→ AVAILABLE RECORDS:
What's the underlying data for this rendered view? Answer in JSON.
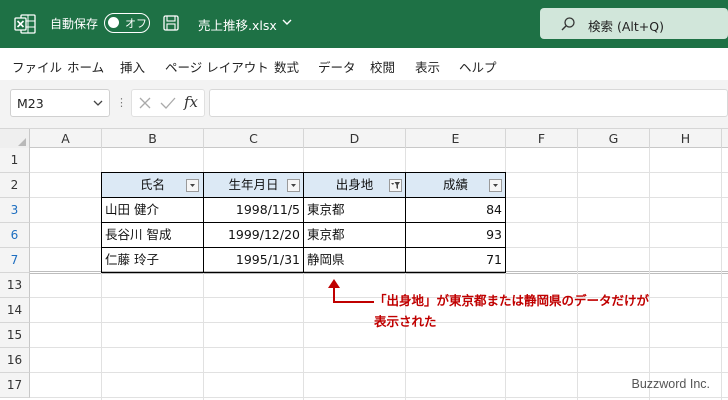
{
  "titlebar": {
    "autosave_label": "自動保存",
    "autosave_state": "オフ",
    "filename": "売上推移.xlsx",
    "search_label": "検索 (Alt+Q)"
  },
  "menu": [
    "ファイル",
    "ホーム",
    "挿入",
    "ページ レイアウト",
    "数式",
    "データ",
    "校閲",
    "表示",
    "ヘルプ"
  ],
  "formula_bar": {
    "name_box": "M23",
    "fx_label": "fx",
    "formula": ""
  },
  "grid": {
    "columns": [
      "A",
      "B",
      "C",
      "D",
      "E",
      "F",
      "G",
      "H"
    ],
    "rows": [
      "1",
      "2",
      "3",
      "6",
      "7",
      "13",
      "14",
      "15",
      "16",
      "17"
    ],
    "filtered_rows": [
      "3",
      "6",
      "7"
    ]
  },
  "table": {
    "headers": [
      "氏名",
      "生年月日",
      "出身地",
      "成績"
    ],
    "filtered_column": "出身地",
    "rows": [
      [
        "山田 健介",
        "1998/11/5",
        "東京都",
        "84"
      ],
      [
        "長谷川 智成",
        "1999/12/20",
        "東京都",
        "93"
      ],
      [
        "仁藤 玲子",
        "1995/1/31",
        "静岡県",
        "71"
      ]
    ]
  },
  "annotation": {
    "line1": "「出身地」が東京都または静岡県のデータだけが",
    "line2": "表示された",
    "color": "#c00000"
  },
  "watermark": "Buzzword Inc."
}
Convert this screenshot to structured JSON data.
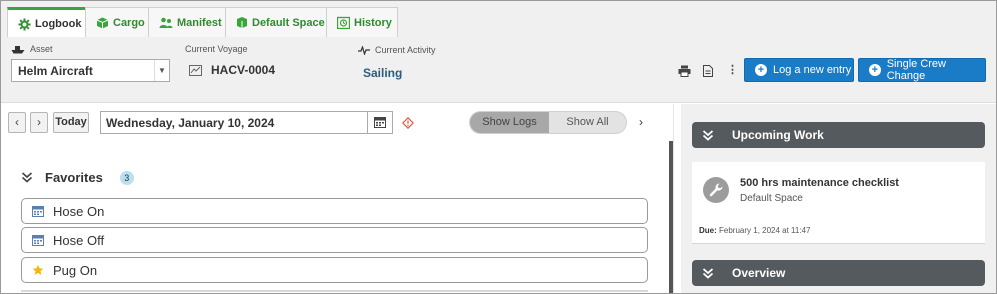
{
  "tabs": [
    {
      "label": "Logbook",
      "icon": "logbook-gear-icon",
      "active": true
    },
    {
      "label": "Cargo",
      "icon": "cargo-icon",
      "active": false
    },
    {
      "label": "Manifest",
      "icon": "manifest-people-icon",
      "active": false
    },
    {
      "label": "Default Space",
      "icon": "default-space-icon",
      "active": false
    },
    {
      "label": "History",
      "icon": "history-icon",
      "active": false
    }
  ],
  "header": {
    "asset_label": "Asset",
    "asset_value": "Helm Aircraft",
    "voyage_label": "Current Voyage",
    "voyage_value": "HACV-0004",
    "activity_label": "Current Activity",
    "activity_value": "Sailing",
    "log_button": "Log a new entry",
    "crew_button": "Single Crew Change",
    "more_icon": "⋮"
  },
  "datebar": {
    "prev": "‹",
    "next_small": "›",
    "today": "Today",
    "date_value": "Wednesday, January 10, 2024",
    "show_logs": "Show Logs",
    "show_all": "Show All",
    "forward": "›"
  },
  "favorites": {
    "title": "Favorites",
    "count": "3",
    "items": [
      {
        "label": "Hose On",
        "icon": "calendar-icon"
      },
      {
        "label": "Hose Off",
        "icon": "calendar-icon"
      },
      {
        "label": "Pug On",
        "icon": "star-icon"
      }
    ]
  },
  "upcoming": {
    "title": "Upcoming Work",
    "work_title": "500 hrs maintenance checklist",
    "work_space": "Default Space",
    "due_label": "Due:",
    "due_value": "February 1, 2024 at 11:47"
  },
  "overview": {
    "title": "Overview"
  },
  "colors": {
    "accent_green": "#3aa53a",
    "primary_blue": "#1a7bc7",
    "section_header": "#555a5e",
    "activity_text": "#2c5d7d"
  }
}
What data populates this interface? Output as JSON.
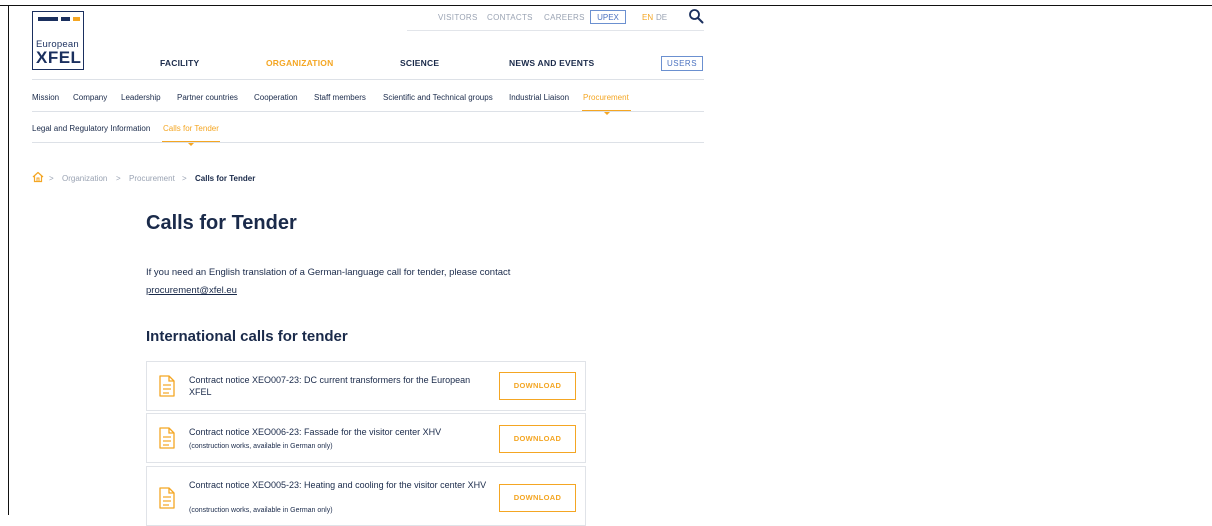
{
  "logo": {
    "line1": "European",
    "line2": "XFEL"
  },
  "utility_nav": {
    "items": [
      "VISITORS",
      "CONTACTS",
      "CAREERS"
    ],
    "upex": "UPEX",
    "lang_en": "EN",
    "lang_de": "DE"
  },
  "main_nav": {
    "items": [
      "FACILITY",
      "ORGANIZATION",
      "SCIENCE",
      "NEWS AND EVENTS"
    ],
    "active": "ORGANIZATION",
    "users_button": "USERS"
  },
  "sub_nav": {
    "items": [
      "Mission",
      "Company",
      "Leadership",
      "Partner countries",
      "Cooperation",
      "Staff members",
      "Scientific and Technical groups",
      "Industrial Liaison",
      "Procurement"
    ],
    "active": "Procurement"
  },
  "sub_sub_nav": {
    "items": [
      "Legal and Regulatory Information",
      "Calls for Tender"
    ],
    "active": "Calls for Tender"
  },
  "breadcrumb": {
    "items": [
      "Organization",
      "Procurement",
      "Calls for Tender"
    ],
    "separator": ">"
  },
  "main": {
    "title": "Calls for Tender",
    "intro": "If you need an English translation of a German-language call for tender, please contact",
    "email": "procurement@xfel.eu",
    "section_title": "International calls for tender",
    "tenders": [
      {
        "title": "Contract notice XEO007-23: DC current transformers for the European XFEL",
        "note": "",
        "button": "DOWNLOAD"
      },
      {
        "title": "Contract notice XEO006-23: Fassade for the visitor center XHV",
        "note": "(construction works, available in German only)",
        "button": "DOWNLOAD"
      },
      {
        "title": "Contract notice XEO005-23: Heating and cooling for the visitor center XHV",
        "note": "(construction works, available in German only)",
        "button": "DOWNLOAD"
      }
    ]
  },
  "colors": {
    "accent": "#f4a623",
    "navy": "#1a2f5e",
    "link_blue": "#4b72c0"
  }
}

→ TASK: Skip the pictures, then retype every line above exactly.

→ COMPLETED TASK:
What's the underlying data for this rendered view? Answer in JSON.
{
  "titlebar": {
    "autosave_label": "自動保存",
    "autosave_state": "オフ",
    "filename": "売上推移.xlsx",
    "search_label": "検索 (Alt+Q)"
  },
  "menu": [
    "ファイル",
    "ホーム",
    "挿入",
    "ページ レイアウト",
    "数式",
    "データ",
    "校閲",
    "表示",
    "ヘルプ"
  ],
  "formula_bar": {
    "name_box": "M23",
    "fx_label": "fx",
    "formula": ""
  },
  "grid": {
    "columns": [
      "A",
      "B",
      "C",
      "D",
      "E",
      "F",
      "G",
      "H"
    ],
    "rows": [
      "1",
      "2",
      "3",
      "6",
      "7",
      "13",
      "14",
      "15",
      "16",
      "17"
    ],
    "filtered_rows": [
      "3",
      "6",
      "7"
    ]
  },
  "table": {
    "headers": [
      "氏名",
      "生年月日",
      "出身地",
      "成績"
    ],
    "filtered_column": "出身地",
    "rows": [
      [
        "山田 健介",
        "1998/11/5",
        "東京都",
        "84"
      ],
      [
        "長谷川 智成",
        "1999/12/20",
        "東京都",
        "93"
      ],
      [
        "仁藤 玲子",
        "1995/1/31",
        "静岡県",
        "71"
      ]
    ]
  },
  "annotation": {
    "line1": "「出身地」が東京都または静岡県のデータだけが",
    "line2": "表示された",
    "color": "#c00000"
  },
  "watermark": "Buzzword Inc."
}
Convert this screenshot to structured JSON data.
{
  "tabs": [
    {
      "label": "Logbook",
      "icon": "logbook-gear-icon",
      "active": true
    },
    {
      "label": "Cargo",
      "icon": "cargo-icon",
      "active": false
    },
    {
      "label": "Manifest",
      "icon": "manifest-people-icon",
      "active": false
    },
    {
      "label": "Default Space",
      "icon": "default-space-icon",
      "active": false
    },
    {
      "label": "History",
      "icon": "history-icon",
      "active": false
    }
  ],
  "header": {
    "asset_label": "Asset",
    "asset_value": "Helm Aircraft",
    "voyage_label": "Current Voyage",
    "voyage_value": "HACV-0004",
    "activity_label": "Current Activity",
    "activity_value": "Sailing",
    "log_button": "Log a new entry",
    "crew_button": "Single Crew Change",
    "more_icon": "⋮"
  },
  "datebar": {
    "prev": "‹",
    "next_small": "›",
    "today": "Today",
    "date_value": "Wednesday, January 10, 2024",
    "show_logs": "Show Logs",
    "show_all": "Show All",
    "forward": "›"
  },
  "favorites": {
    "title": "Favorites",
    "count": "3",
    "items": [
      {
        "label": "Hose On",
        "icon": "calendar-icon"
      },
      {
        "label": "Hose Off",
        "icon": "calendar-icon"
      },
      {
        "label": "Pug On",
        "icon": "star-icon"
      }
    ]
  },
  "upcoming": {
    "title": "Upcoming Work",
    "work_title": "500 hrs maintenance checklist",
    "work_space": "Default Space",
    "due_label": "Due:",
    "due_value": "February 1, 2024 at 11:47"
  },
  "overview": {
    "title": "Overview"
  },
  "colors": {
    "accent_green": "#3aa53a",
    "primary_blue": "#1a7bc7",
    "section_header": "#555a5e",
    "activity_text": "#2c5d7d"
  }
}
What data populates this interface? Output as JSON.
{
  "logo": {
    "line1": "European",
    "line2": "XFEL"
  },
  "utility_nav": {
    "items": [
      "VISITORS",
      "CONTACTS",
      "CAREERS"
    ],
    "upex": "UPEX",
    "lang_en": "EN",
    "lang_de": "DE"
  },
  "main_nav": {
    "items": [
      "FACILITY",
      "ORGANIZATION",
      "SCIENCE",
      "NEWS AND EVENTS"
    ],
    "active": "ORGANIZATION",
    "users_button": "USERS"
  },
  "sub_nav": {
    "items": [
      "Mission",
      "Company",
      "Leadership",
      "Partner countries",
      "Cooperation",
      "Staff members",
      "Scientific and Technical groups",
      "Industrial Liaison",
      "Procurement"
    ],
    "active": "Procurement"
  },
  "sub_sub_nav": {
    "items": [
      "Legal and Regulatory Information",
      "Calls for Tender"
    ],
    "active": "Calls for Tender"
  },
  "breadcrumb": {
    "items": [
      "Organization",
      "Procurement",
      "Calls for Tender"
    ],
    "separator": ">"
  },
  "main": {
    "title": "Calls for Tender",
    "intro": "If you need an English translation of a German-language call for tender, please contact",
    "email": "procurement@xfel.eu",
    "section_title": "International calls for tender",
    "tenders": [
      {
        "title": "Contract notice XEO007-23: DC current transformers for the European XFEL",
        "note": "",
        "button": "DOWNLOAD"
      },
      {
        "title": "Contract notice XEO006-23: Fassade for the visitor center XHV",
        "note": "(construction works, available in German only)",
        "button": "DOWNLOAD"
      },
      {
        "title": "Contract notice XEO005-23: Heating and cooling for the visitor center XHV",
        "note": "(construction works, available in German only)",
        "button": "DOWNLOAD"
      }
    ]
  },
  "colors": {
    "accent": "#f4a623",
    "navy": "#1a2f5e",
    "link_blue": "#4b72c0"
  }
}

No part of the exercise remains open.